─── Records supplied ───
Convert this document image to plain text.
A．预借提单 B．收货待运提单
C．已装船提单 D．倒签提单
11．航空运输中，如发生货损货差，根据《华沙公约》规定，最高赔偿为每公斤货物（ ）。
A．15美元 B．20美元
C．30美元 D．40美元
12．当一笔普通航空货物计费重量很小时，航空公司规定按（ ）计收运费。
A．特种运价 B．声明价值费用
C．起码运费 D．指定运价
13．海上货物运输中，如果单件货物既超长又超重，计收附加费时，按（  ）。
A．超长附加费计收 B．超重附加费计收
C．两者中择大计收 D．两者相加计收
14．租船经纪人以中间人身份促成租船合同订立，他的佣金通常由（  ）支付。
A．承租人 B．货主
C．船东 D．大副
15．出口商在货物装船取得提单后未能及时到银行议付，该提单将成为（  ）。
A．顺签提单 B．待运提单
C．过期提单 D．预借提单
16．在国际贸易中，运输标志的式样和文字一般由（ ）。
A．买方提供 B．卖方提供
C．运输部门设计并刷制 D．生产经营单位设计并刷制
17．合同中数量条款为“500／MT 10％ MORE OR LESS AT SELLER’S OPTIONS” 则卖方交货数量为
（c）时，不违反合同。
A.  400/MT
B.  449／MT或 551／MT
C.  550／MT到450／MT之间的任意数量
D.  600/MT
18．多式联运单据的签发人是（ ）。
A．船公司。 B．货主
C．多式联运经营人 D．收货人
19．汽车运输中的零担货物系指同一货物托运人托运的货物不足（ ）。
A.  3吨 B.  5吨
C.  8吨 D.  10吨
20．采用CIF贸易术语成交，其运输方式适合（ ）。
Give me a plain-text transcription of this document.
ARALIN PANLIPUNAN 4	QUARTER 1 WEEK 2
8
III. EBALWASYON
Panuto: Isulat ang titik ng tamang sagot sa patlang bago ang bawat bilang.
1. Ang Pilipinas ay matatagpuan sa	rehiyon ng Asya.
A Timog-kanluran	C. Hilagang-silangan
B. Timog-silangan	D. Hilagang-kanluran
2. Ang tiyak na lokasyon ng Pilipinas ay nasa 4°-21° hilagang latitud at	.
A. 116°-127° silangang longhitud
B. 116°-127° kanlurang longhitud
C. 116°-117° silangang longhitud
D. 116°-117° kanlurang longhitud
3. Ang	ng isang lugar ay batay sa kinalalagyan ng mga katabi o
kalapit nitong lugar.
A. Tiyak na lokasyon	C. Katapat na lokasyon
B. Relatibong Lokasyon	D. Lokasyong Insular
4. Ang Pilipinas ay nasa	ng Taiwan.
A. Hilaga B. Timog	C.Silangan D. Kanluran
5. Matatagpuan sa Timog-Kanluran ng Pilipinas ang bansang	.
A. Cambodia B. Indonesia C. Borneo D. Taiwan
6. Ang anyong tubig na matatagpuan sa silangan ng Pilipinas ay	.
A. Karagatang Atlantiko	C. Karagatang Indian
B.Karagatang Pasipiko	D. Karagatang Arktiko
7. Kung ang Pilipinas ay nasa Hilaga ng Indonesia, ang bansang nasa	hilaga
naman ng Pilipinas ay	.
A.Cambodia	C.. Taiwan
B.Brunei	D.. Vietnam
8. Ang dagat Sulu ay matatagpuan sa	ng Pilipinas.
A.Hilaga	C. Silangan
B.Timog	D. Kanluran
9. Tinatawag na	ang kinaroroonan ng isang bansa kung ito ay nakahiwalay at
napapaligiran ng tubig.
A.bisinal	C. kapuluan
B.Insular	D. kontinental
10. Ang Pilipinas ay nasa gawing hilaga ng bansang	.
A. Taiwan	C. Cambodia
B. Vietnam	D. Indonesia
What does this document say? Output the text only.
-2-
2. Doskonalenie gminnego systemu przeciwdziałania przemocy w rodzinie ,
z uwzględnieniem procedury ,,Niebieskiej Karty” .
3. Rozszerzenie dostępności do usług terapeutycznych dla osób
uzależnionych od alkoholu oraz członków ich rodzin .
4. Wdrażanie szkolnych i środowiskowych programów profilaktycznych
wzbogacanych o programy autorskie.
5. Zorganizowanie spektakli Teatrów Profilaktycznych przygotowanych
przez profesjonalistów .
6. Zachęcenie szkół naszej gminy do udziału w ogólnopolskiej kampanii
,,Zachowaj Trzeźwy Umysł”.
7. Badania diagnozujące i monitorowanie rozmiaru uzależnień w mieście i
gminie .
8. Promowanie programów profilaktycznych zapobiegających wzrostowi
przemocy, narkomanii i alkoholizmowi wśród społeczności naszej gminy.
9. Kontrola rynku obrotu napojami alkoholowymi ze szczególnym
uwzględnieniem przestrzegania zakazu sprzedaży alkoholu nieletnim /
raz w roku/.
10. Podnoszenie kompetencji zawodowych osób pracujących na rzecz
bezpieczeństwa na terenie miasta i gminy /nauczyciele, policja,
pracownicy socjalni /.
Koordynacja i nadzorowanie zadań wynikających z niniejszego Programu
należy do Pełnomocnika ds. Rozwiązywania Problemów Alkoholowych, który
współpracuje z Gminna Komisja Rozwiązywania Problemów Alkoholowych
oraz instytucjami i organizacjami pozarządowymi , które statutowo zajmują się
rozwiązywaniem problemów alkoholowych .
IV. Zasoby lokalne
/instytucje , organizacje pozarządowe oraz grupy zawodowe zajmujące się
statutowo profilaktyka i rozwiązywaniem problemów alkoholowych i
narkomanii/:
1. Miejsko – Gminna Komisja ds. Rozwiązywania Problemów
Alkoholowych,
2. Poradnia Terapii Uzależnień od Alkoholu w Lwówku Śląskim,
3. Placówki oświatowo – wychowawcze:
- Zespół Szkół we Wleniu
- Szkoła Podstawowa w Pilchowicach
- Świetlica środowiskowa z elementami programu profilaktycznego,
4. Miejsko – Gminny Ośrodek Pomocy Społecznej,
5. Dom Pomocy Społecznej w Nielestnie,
───
▶ _What is required_
Exactly reproduce every record.

▶ _Solution for this task_
Convert this document image to plain text.
A．预借提单 B．收货待运提单
C．已装船提单 D．倒签提单
11．航空运输中，如发生货损货差，根据《华沙公约》规定，最高赔偿为每公斤货物（ ）。
A．15美元 B．20美元
C．30美元 D．40美元
12．当一笔普通航空货物计费重量很小时，航空公司规定按（ ）计收运费。
A．特种运价 B．声明价值费用
C．起码运费 D．指定运价
13．海上货物运输中，如果单件货物既超长又超重，计收附加费时，按（  ）。
A．超长附加费计收 B．超重附加费计收
C．两者中择大计收 D．两者相加计收
14．租船经纪人以中间人身份促成租船合同订立，他的佣金通常由（  ）支付。
A．承租人 B．货主
C．船东 D．大副
15．出口商在货物装船取得提单后未能及时到银行议付，该提单将成为（  ）。
A．顺签提单 B．待运提单
C．过期提单 D．预借提单
16．在国际贸易中，运输标志的式样和文字一般由（ ）。
A．买方提供 B．卖方提供
C．运输部门设计并刷制 D．生产经营单位设计并刷制
17．合同中数量条款为“500／MT 10％ MORE OR LESS AT SELLER’S OPTIONS” 则卖方交货数量为
（c）时，不违反合同。
A.  400/MT
B.  449／MT或 551／MT
C.  550／MT到450／MT之间的任意数量
D.  600/MT
18．多式联运单据的签发人是（ ）。
A．船公司。 B．货主
C．多式联运经营人 D．收货人
19．汽车运输中的零担货物系指同一货物托运人托运的货物不足（ ）。
A.  3吨 B.  5吨
C.  8吨 D.  10吨
20．采用CIF贸易术语成交，其运输方式适合（ ）。
Give me a plain-text transcription of this document.
ARALIN PANLIPUNAN 4	QUARTER 1 WEEK 2
8
III. EBALWASYON
Panuto: Isulat ang titik ng tamang sagot sa patlang bago ang bawat bilang.
1. Ang Pilipinas ay matatagpuan sa	rehiyon ng Asya.
A Timog-kanluran	C. Hilagang-silangan
B. Timog-silangan	D. Hilagang-kanluran
2. Ang tiyak na lokasyon ng Pilipinas ay nasa 4°-21° hilagang latitud at	.
A. 116°-127° silangang longhitud
B. 116°-127° kanlurang longhitud
C. 116°-117° silangang longhitud
D. 116°-117° kanlurang longhitud
3. Ang	ng isang lugar ay batay sa kinalalagyan ng mga katabi o
kalapit nitong lugar.
A. Tiyak na lokasyon	C. Katapat na lokasyon
B. Relatibong Lokasyon	D. Lokasyong Insular
4. Ang Pilipinas ay nasa	ng Taiwan.
A. Hilaga B. Timog	C.Silangan D. Kanluran
5. Matatagpuan sa Timog-Kanluran ng Pilipinas ang bansang	.
A. Cambodia B. Indonesia C. Borneo D. Taiwan
6. Ang anyong tubig na matatagpuan sa silangan ng Pilipinas ay	.
A. Karagatang Atlantiko	C. Karagatang Indian
B.Karagatang Pasipiko	D. Karagatang Arktiko
7. Kung ang Pilipinas ay nasa Hilaga ng Indonesia, ang bansang nasa	hilaga
naman ng Pilipinas ay	.
A.Cambodia	C.. Taiwan
B.Brunei	D.. Vietnam
8. Ang dagat Sulu ay matatagpuan sa	ng Pilipinas.
A.Hilaga	C. Silangan
B.Timog	D. Kanluran
9. Tinatawag na	ang kinaroroonan ng isang bansa kung ito ay nakahiwalay at
napapaligiran ng tubig.
A.bisinal	C. kapuluan
B.Insular	D. kontinental
10. Ang Pilipinas ay nasa gawing hilaga ng bansang	.
A. Taiwan	C. Cambodia
B. Vietnam	D. Indonesia
What does this document say? Output the text only.
-2-
2. Doskonalenie gminnego systemu przeciwdziałania przemocy w rodzinie ,
z uwzględnieniem procedury ,,Niebieskiej Karty” .
3. Rozszerzenie dostępności do usług terapeutycznych dla osób
uzależnionych od alkoholu oraz członków ich rodzin .
4. Wdrażanie szkolnych i środowiskowych programów profilaktycznych
wzbogacanych o programy autorskie.
5. Zorganizowanie spektakli Teatrów Profilaktycznych przygotowanych
przez profesjonalistów .
6. Zachęcenie szkół naszej gminy do udziału w ogólnopolskiej kampanii
,,Zachowaj Trzeźwy Umysł”.
7. Badania diagnozujące i monitorowanie rozmiaru uzależnień w mieście i
gminie .
8. Promowanie programów profilaktycznych zapobiegających wzrostowi
przemocy, narkomanii i alkoholizmowi wśród społeczności naszej gminy.
9. Kontrola rynku obrotu napojami alkoholowymi ze szczególnym
uwzględnieniem przestrzegania zakazu sprzedaży alkoholu nieletnim /
raz w roku/.
10. Podnoszenie kompetencji zawodowych osób pracujących na rzecz
bezpieczeństwa na terenie miasta i gminy /nauczyciele, policja,
pracownicy socjalni /.
Koordynacja i nadzorowanie zadań wynikających z niniejszego Programu
należy do Pełnomocnika ds. Rozwiązywania Problemów Alkoholowych, który
współpracuje z Gminna Komisja Rozwiązywania Problemów Alkoholowych
oraz instytucjami i organizacjami pozarządowymi , które statutowo zajmują się
rozwiązywaniem problemów alkoholowych .
IV. Zasoby lokalne
/instytucje , organizacje pozarządowe oraz grupy zawodowe zajmujące się
statutowo profilaktyka i rozwiązywaniem problemów alkoholowych i
narkomanii/:
1. Miejsko – Gminna Komisja ds. Rozwiązywania Problemów
Alkoholowych,
2. Poradnia Terapii Uzależnień od Alkoholu w Lwówku Śląskim,
3. Placówki oświatowo – wychowawcze:
- Zespół Szkół we Wleniu
- Szkoła Podstawowa w Pilchowicach
- Świetlica środowiskowa z elementami programu profilaktycznego,
4. Miejsko – Gminny Ośrodek Pomocy Społecznej,
5. Dom Pomocy Społecznej w Nielestnie,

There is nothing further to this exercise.